━━━ Material provided
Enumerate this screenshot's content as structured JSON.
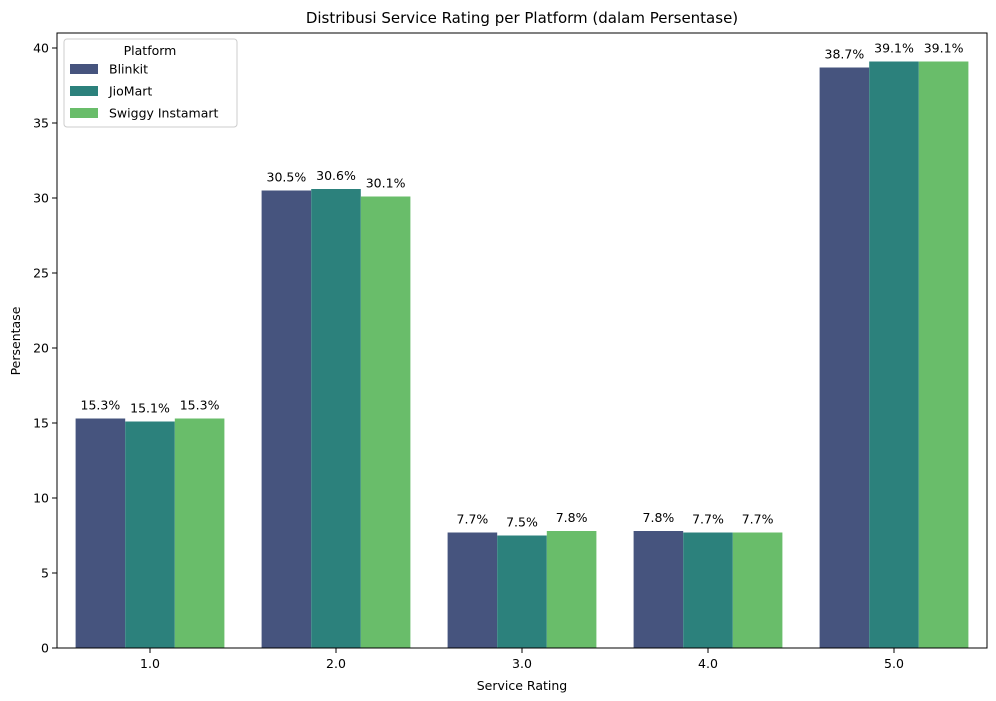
{
  "chart_data": {
    "type": "bar",
    "title": "Distribusi Service Rating per Platform (dalam Persentase)",
    "xlabel": "Service Rating",
    "ylabel": "Persentase",
    "categories": [
      "1.0",
      "2.0",
      "3.0",
      "4.0",
      "5.0"
    ],
    "ylim": [
      0,
      41
    ],
    "yticks": [
      0,
      5,
      10,
      15,
      20,
      25,
      30,
      35,
      40
    ],
    "grid": false,
    "legend": {
      "title": "Platform",
      "placement": "top-left"
    },
    "series": [
      {
        "name": "Blinkit",
        "color": "#46547e",
        "values": [
          15.3,
          30.5,
          7.7,
          7.8,
          38.7
        ],
        "labels": [
          "15.3%",
          "30.5%",
          "7.7%",
          "7.8%",
          "38.7%"
        ]
      },
      {
        "name": "JioMart",
        "color": "#2c817c",
        "values": [
          15.1,
          30.6,
          7.5,
          7.7,
          39.1
        ],
        "labels": [
          "15.1%",
          "30.6%",
          "7.5%",
          "7.7%",
          "39.1%"
        ]
      },
      {
        "name": "Swiggy Instamart",
        "color": "#69bd6a",
        "values": [
          15.3,
          30.1,
          7.8,
          7.7,
          39.1
        ],
        "labels": [
          "15.3%",
          "30.1%",
          "7.8%",
          "7.7%",
          "39.1%"
        ]
      }
    ]
  }
}
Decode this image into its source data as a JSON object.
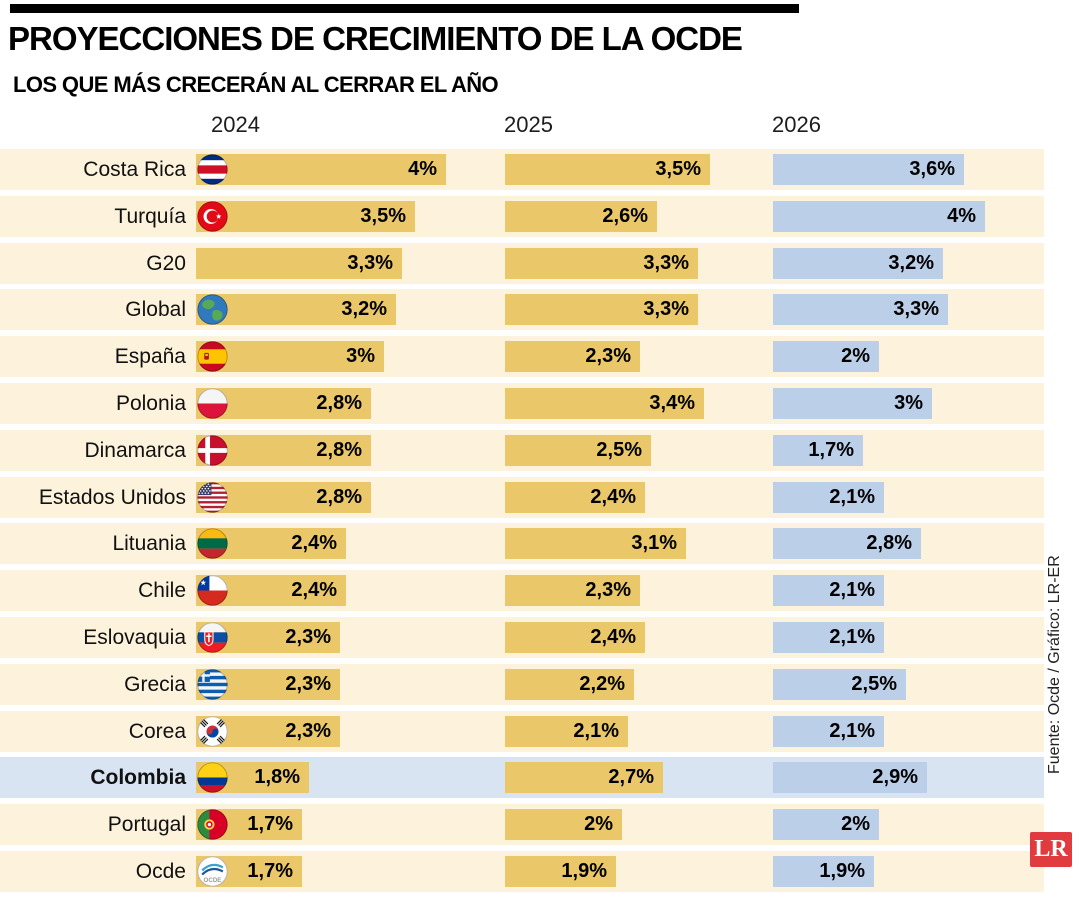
{
  "header": {
    "title": "PROYECCIONES DE CRECIMIENTO DE LA OCDE",
    "subtitle": "LOS QUE MÁS CRECERÁN AL CERRAR EL AÑO"
  },
  "columns": [
    "2024",
    "2025",
    "2026"
  ],
  "rows": [
    {
      "name": "Costa Rica",
      "flag": "costa-rica",
      "values": [
        4,
        3.5,
        3.6
      ],
      "labels": [
        "4%",
        "3,5%",
        "3,6%"
      ],
      "highlight": false
    },
    {
      "name": "Turquía",
      "flag": "turkey",
      "values": [
        3.5,
        2.6,
        4
      ],
      "labels": [
        "3,5%",
        "2,6%",
        "4%"
      ],
      "highlight": false
    },
    {
      "name": "G20",
      "flag": null,
      "values": [
        3.3,
        3.3,
        3.2
      ],
      "labels": [
        "3,3%",
        "3,3%",
        "3,2%"
      ],
      "highlight": false
    },
    {
      "name": "Global",
      "flag": "globe",
      "values": [
        3.2,
        3.3,
        3.3
      ],
      "labels": [
        "3,2%",
        "3,3%",
        "3,3%"
      ],
      "highlight": false
    },
    {
      "name": "España",
      "flag": "spain",
      "values": [
        3,
        2.3,
        2
      ],
      "labels": [
        "3%",
        "2,3%",
        "2%"
      ],
      "highlight": false
    },
    {
      "name": "Polonia",
      "flag": "poland",
      "values": [
        2.8,
        3.4,
        3
      ],
      "labels": [
        "2,8%",
        "3,4%",
        "3%"
      ],
      "highlight": false
    },
    {
      "name": "Dinamarca",
      "flag": "denmark",
      "values": [
        2.8,
        2.5,
        1.7
      ],
      "labels": [
        "2,8%",
        "2,5%",
        "1,7%"
      ],
      "highlight": false
    },
    {
      "name": "Estados Unidos",
      "flag": "usa",
      "values": [
        2.8,
        2.4,
        2.1
      ],
      "labels": [
        "2,8%",
        "2,4%",
        "2,1%"
      ],
      "highlight": false
    },
    {
      "name": "Lituania",
      "flag": "lithuania",
      "values": [
        2.4,
        3.1,
        2.8
      ],
      "labels": [
        "2,4%",
        "3,1%",
        "2,8%"
      ],
      "highlight": false
    },
    {
      "name": "Chile",
      "flag": "chile",
      "values": [
        2.4,
        2.3,
        2.1
      ],
      "labels": [
        "2,4%",
        "2,3%",
        "2,1%"
      ],
      "highlight": false
    },
    {
      "name": "Eslovaquia",
      "flag": "slovakia",
      "values": [
        2.3,
        2.4,
        2.1
      ],
      "labels": [
        "2,3%",
        "2,4%",
        "2,1%"
      ],
      "highlight": false
    },
    {
      "name": "Grecia",
      "flag": "greece",
      "values": [
        2.3,
        2.2,
        2.5
      ],
      "labels": [
        "2,3%",
        "2,2%",
        "2,5%"
      ],
      "highlight": false
    },
    {
      "name": "Corea",
      "flag": "south-korea",
      "values": [
        2.3,
        2.1,
        2.1
      ],
      "labels": [
        "2,3%",
        "2,1%",
        "2,1%"
      ],
      "highlight": false
    },
    {
      "name": "Colombia",
      "flag": "colombia",
      "values": [
        1.8,
        2.7,
        2.9
      ],
      "labels": [
        "1,8%",
        "2,7%",
        "2,9%"
      ],
      "highlight": true
    },
    {
      "name": "Portugal",
      "flag": "portugal",
      "values": [
        1.7,
        2,
        2
      ],
      "labels": [
        "1,7%",
        "2%",
        "2%"
      ],
      "highlight": false
    },
    {
      "name": "Ocde",
      "flag": "ocde",
      "values": [
        1.7,
        1.9,
        1.9
      ],
      "labels": [
        "1,7%",
        "1,9%",
        "1,9%"
      ],
      "highlight": false
    }
  ],
  "footer": {
    "source": "Fuente: Ocde / Gráfico: LR-ER",
    "logo": "LR"
  },
  "colors": {
    "gold": "#eac768",
    "blue": "#bccfe9",
    "band": "#fdf3dc",
    "highlight_band": "#d9e4f2",
    "logo_red": "#e23b3f"
  },
  "chart_data": {
    "type": "bar",
    "orientation": "horizontal",
    "title": "PROYECCIONES DE CRECIMIENTO DE LA OCDE",
    "subtitle": "LOS QUE MÁS CRECERÁN AL CERRAR EL AÑO",
    "categories": [
      "Costa Rica",
      "Turquía",
      "G20",
      "Global",
      "España",
      "Polonia",
      "Dinamarca",
      "Estados Unidos",
      "Lituania",
      "Chile",
      "Eslovaquia",
      "Grecia",
      "Corea",
      "Colombia",
      "Portugal",
      "Ocde"
    ],
    "series": [
      {
        "name": "2024",
        "values": [
          4,
          3.5,
          3.3,
          3.2,
          3,
          2.8,
          2.8,
          2.8,
          2.4,
          2.4,
          2.3,
          2.3,
          2.3,
          1.8,
          1.7,
          1.7
        ]
      },
      {
        "name": "2025",
        "values": [
          3.5,
          2.6,
          3.3,
          3.3,
          2.3,
          3.4,
          2.5,
          2.4,
          3.1,
          2.3,
          2.4,
          2.2,
          2.1,
          2.7,
          2,
          1.9
        ]
      },
      {
        "name": "2026",
        "values": [
          3.6,
          4,
          3.2,
          3.3,
          2,
          3,
          1.7,
          2.1,
          2.8,
          2.1,
          2.1,
          2.5,
          2.1,
          2.9,
          2,
          1.9
        ]
      }
    ],
    "unit": "%",
    "value_labels": true,
    "grid": false,
    "legend_position": "column-headers",
    "highlighted_category": "Colombia",
    "source": "Fuente: Ocde / Gráfico: LR-ER"
  }
}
━━━━━━
Look through the entries above and report each line where the string "Persentase" occurs.

Task solution:
    "title": "Distribusi Service Rating per Platform (dalam Persentase)",
    "ylabel": "Persentase",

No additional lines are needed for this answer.